» WHAT IS ASKED: Gather every line in the records below that contains the word "this".

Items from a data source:
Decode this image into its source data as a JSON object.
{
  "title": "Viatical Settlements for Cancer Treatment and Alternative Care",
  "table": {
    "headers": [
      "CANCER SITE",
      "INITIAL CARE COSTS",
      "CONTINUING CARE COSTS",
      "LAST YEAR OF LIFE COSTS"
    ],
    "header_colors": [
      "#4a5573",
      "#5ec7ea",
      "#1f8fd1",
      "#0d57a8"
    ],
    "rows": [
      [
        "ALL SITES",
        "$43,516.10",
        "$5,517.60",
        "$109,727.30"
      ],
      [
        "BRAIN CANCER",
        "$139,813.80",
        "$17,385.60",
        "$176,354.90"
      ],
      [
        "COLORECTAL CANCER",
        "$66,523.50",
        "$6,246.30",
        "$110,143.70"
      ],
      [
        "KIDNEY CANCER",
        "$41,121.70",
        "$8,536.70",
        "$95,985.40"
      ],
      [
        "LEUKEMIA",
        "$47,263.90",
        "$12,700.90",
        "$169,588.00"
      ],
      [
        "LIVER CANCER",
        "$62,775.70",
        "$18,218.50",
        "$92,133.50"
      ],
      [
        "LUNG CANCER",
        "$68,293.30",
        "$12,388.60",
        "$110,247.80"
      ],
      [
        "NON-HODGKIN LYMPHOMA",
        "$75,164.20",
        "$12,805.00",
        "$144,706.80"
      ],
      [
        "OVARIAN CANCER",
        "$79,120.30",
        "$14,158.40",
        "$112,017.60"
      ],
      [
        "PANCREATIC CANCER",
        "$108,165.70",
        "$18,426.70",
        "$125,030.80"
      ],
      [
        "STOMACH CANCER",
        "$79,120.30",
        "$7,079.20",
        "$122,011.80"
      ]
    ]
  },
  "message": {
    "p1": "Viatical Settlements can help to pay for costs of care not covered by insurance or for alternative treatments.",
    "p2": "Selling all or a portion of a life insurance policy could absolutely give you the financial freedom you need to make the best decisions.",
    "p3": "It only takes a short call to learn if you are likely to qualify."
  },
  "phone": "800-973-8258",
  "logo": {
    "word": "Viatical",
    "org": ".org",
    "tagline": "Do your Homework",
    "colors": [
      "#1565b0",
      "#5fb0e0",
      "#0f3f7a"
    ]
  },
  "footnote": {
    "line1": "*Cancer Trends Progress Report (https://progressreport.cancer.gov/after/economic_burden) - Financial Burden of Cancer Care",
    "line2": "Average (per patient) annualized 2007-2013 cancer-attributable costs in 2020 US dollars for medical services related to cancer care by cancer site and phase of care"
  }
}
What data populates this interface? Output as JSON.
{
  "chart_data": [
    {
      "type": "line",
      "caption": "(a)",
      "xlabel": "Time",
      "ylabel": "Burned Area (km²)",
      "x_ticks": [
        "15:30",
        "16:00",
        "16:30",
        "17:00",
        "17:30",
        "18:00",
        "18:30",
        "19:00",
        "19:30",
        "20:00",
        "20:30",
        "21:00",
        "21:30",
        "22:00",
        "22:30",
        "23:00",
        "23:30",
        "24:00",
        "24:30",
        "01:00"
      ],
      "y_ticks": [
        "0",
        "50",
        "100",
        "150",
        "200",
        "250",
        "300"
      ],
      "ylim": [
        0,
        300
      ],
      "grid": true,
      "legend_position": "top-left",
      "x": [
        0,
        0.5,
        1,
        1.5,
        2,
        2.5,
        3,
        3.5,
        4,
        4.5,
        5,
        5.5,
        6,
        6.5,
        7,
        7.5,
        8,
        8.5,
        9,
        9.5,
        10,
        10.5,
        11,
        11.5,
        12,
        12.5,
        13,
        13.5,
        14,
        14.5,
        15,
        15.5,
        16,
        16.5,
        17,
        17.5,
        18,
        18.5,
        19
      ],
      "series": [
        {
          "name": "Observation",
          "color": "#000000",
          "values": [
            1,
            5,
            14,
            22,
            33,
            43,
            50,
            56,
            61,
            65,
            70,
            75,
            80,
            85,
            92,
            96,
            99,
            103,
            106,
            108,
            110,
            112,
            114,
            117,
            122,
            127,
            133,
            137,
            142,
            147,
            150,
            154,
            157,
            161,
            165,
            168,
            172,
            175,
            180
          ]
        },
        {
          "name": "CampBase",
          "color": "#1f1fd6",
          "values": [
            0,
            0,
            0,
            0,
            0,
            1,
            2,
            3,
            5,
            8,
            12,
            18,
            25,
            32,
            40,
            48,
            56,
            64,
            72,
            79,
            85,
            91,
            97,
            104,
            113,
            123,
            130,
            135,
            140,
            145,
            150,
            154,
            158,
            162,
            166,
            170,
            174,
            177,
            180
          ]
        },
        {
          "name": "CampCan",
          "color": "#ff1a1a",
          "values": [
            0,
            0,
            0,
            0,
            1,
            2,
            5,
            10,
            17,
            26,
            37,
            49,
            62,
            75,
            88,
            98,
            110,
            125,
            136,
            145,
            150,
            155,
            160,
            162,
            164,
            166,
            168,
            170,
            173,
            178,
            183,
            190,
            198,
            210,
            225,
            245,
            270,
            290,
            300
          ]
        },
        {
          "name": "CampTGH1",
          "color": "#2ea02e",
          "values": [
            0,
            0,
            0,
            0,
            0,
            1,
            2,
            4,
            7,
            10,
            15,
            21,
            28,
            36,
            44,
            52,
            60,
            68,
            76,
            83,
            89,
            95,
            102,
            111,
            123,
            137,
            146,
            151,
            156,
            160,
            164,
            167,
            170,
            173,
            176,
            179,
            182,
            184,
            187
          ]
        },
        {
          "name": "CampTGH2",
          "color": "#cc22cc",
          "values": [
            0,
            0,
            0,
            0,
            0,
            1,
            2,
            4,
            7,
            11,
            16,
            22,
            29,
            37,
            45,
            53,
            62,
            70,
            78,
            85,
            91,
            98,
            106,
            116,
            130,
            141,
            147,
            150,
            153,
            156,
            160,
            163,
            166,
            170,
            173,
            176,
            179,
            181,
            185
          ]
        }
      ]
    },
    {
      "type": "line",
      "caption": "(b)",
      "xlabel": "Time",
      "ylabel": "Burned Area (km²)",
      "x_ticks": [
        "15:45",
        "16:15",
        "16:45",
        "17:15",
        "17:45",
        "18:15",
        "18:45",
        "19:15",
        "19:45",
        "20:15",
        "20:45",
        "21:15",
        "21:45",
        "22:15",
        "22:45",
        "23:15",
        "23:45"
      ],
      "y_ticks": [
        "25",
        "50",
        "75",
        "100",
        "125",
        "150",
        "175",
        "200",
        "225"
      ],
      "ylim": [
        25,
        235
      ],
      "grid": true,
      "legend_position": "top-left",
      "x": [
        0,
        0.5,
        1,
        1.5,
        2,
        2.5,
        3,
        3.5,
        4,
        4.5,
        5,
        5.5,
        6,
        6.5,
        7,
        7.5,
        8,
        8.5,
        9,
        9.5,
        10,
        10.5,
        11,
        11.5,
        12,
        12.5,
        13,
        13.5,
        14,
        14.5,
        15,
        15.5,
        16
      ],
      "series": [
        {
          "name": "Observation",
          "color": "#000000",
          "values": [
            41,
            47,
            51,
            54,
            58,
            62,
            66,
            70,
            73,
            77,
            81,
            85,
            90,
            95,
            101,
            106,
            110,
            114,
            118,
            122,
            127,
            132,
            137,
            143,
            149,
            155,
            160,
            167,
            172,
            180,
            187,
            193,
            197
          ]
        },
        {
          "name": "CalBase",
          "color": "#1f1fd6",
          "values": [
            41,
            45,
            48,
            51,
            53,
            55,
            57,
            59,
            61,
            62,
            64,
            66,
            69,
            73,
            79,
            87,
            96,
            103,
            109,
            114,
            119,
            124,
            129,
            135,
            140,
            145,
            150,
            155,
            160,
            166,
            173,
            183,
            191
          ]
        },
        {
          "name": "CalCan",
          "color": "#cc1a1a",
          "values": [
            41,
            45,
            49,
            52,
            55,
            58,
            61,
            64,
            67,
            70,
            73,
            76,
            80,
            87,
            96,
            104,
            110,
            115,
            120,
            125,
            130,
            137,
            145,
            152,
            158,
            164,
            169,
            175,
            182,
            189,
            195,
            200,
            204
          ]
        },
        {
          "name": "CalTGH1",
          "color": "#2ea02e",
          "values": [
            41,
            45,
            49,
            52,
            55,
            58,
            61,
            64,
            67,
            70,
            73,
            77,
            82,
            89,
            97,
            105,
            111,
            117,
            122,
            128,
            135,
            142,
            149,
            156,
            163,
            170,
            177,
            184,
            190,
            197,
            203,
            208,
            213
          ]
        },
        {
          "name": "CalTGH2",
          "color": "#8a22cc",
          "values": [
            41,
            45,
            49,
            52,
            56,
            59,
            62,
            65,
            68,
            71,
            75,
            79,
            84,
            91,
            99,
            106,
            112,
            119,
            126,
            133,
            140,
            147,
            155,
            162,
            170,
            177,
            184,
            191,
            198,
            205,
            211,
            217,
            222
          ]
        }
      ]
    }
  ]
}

» EXPECTED ANSWER:
Decode this image into its source data as a JSON object.
What data populates this interface? Output as JSON.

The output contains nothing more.